*OBJECTIVE*. Among the lines below, how many carry the string "perfect"? Reply with a number and nothing else.

*DATASET*.
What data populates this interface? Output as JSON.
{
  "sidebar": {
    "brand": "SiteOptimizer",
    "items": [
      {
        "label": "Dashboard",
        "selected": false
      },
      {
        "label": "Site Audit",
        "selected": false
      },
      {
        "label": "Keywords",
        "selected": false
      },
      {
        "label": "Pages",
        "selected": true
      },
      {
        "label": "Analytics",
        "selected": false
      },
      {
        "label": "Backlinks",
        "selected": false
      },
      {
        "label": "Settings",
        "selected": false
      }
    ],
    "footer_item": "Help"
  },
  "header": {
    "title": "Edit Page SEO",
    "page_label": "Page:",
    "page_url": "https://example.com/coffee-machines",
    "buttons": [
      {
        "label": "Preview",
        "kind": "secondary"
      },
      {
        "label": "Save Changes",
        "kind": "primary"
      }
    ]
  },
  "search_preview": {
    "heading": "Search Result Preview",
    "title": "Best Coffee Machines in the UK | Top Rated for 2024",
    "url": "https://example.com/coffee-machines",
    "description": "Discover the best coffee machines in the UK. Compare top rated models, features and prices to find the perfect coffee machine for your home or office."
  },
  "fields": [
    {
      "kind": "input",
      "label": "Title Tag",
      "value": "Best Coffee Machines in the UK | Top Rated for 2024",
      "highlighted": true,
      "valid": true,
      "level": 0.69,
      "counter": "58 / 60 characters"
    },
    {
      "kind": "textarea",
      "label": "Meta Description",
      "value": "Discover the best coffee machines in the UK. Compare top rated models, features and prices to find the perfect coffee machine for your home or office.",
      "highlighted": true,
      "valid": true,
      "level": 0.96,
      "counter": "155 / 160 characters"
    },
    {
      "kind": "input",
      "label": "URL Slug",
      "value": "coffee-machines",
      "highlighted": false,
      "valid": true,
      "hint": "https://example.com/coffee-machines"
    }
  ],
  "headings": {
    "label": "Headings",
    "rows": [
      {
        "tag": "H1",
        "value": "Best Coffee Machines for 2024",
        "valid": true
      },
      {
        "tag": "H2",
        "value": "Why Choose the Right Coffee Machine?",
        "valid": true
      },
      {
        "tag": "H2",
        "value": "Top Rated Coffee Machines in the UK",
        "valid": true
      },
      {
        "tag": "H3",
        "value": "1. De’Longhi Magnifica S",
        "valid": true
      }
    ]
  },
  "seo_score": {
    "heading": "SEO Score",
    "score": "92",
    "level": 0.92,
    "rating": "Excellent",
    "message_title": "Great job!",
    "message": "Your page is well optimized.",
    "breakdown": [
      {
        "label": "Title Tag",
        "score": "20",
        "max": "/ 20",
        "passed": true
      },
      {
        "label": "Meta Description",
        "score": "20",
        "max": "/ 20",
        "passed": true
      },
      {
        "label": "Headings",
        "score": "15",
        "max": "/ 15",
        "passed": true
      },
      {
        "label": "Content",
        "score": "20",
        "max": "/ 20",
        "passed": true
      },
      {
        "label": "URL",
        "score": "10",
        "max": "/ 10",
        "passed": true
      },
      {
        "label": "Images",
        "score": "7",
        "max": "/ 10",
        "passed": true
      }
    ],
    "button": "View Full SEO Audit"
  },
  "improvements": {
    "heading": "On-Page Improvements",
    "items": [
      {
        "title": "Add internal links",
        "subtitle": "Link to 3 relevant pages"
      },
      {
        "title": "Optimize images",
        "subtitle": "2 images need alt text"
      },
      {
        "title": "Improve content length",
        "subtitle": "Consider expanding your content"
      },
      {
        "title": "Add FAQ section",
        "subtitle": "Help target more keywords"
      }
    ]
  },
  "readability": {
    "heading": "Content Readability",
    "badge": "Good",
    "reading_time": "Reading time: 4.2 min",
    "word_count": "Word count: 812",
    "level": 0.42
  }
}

*SOLUTION FOR THIS TASK*. 2